TRECHO EXIBIDO:
***

Qualquer um pode usar sua crença para justificar sua falta de caráter e amor. Mas esta mesma crença pode servir como estímulo para que o homem faça o bem.
Portanto, não julguemos alguém pelo credo que professa, mas pelo caráter que revela.
Achar, por exemplo, que o Brasil se tornaria uma nação mais justa se tão-somente tivéssemos um presidente evangélico é, no mínimo, ingenuidade e falta de conhecimento histórico. Já tivemos dois presidentes evangélicos, um presbiteriano (Café Filho) e outro luterano (Ernesto Geisel). O último foi um dos ditadores militares linha dura. Também tivemos um presidente ateu, Fernando Henrique Cardoso, que foi o responsável por colocar o Brasil de volta nos trilhos do desenvolvimento econômico.
Cada um dá o que tem recebido. E de acordo com as Escrituras, seremos julgados justamente por aquilo que recebemos. Por isso, meu coração rejubila quando ouço aquela frase dos lábios do Pontífice católico.
Quando nos recusamos a partilhar da alegria dos católicos por receberem seu líder, justificando-nos na história de perseguição promovida pela igreja aos cristãos protestantes no passado, estamos nos esquecendo de que recebemos perdão por nossos erros e que, portanto, deveríamos igualmente perdoar tantos quantos um dia erraram. Não podemos cobrar deles o que, todavia, não receberam. Mas também não temos o direito de negar-lhes o que recebemos. Ademais, a vaga de acusador já foi preenchida.
Se tivermos que cobrar de alguém, cobremos de nós mesmos. E se tivermos que ser misericordiosos, sejamos com os que erram por faltar-lhes o conhecimento necessário.
Vale aqui a recomendação de Paulo: “Irmãos, não penso que eu mesmo já o tenha alcançado (a perfeição), mas uma coisa faço: esquecendo-me das coisas que para trás ficam (inclusive os erros alheios) e avançando para as que estão diante de mim, prossigo para o alvo, a fim de ganhar o prêmio do chamado celestial de Deus em Cristo Jesus. Todos nós que alcançamos a maturidade devemos ver as coisas dessa forma, e se em algum aspecto vocês pensam de modo diferente, isso também Deus lhes esclarecerá. Tão-somente vivamos de acordo com o que já alcançamos” (Fp.3:13-16).
Que tal deixarmos de ficar procurando chifres em cavalos?

***

ENUNCIADO 1:
Atualize os registros começando na linha que contém "Point <box>540 518 562 533</box>" e terminando na que contém "Point <box>389 500 412 514</box>", trocando "Point" por "Ponto" e deixando todo o resto igual. Devolva apenas essas linhas.
Os registros não têm nenhuma ligação com o texto.

[Registros de anotação de regiões]
***

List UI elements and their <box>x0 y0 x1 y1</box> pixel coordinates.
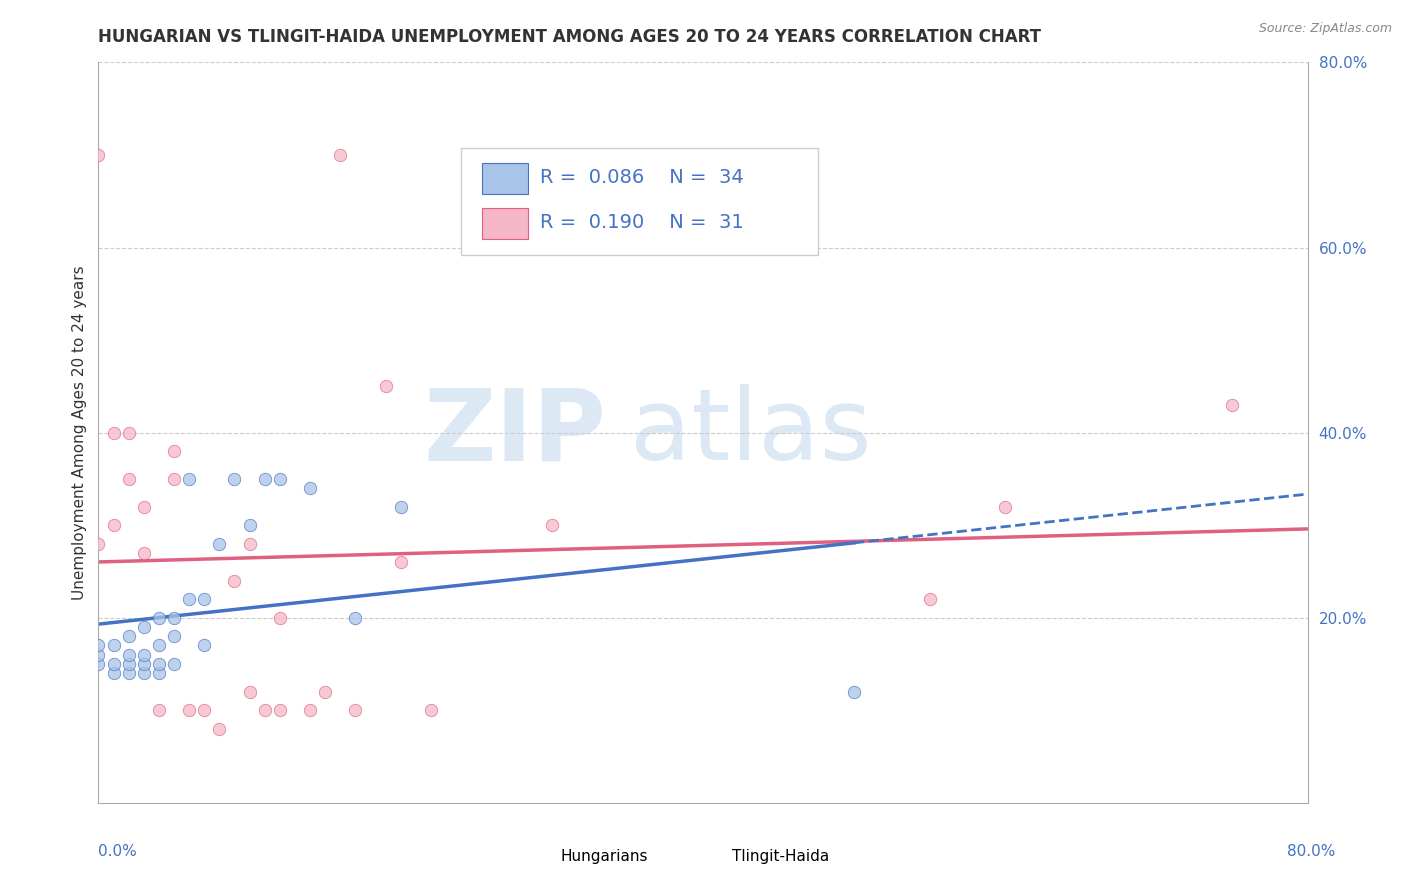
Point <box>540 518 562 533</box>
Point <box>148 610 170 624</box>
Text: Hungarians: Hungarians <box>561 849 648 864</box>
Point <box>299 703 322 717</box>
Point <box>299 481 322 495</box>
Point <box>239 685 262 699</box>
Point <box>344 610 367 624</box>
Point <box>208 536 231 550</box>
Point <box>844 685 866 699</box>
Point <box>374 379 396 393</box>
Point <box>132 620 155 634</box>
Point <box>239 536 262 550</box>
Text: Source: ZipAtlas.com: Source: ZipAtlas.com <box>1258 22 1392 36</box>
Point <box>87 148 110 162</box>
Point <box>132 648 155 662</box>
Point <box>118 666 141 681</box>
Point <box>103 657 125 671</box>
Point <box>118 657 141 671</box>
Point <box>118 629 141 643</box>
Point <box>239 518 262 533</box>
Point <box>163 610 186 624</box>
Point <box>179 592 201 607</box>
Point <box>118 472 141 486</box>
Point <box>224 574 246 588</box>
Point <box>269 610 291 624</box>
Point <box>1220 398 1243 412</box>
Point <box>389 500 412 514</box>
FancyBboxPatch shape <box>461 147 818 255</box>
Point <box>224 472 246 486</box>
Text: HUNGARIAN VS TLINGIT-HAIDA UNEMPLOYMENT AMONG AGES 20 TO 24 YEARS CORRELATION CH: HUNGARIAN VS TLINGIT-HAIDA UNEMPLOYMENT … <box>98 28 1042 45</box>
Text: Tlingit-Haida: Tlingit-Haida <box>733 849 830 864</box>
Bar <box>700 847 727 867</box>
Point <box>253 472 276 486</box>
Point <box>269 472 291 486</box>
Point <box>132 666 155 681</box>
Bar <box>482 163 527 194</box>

***

ENUNCIADO 2:
Reproduza, sem mudar nada, o trecho do texto sobre crença e caráter começando em "Qualquer um pode" e terminando em "faça o bem.".

RESPOSTA 1:
Ponto <box>540 518 562 533</box>
Ponto <box>148 610 170 624</box>
Text: Hungarians: Hungarians <box>561 849 648 864</box>
Ponto <box>299 703 322 717</box>
Ponto <box>299 481 322 495</box>
Ponto <box>239 685 262 699</box>
Ponto <box>344 610 367 624</box>
Ponto <box>208 536 231 550</box>
Ponto <box>844 685 866 699</box>
Ponto <box>374 379 396 393</box>
Ponto <box>132 620 155 634</box>
Ponto <box>239 536 262 550</box>
Text: Source: ZipAtlas.com: Source: ZipAtlas.com <box>1258 22 1392 36</box>
Ponto <box>87 148 110 162</box>
Ponto <box>132 648 155 662</box>
Ponto <box>118 666 141 681</box>
Ponto <box>103 657 125 671</box>
Ponto <box>118 657 141 671</box>
Ponto <box>118 629 141 643</box>
Ponto <box>239 518 262 533</box>
Ponto <box>163 610 186 624</box>
Ponto <box>179 592 201 607</box>
Ponto <box>118 472 141 486</box>
Ponto <box>224 574 246 588</box>
Ponto <box>269 610 291 624</box>
Ponto <box>1220 398 1243 412</box>
Ponto <box>389 500 412 514</box>

RESPOSTA 2:
Qualquer um pode usar sua crença para justificar sua falta de caráter e amor. Mas esta mesma crença pode servir como estímulo para que o homem faça o bem.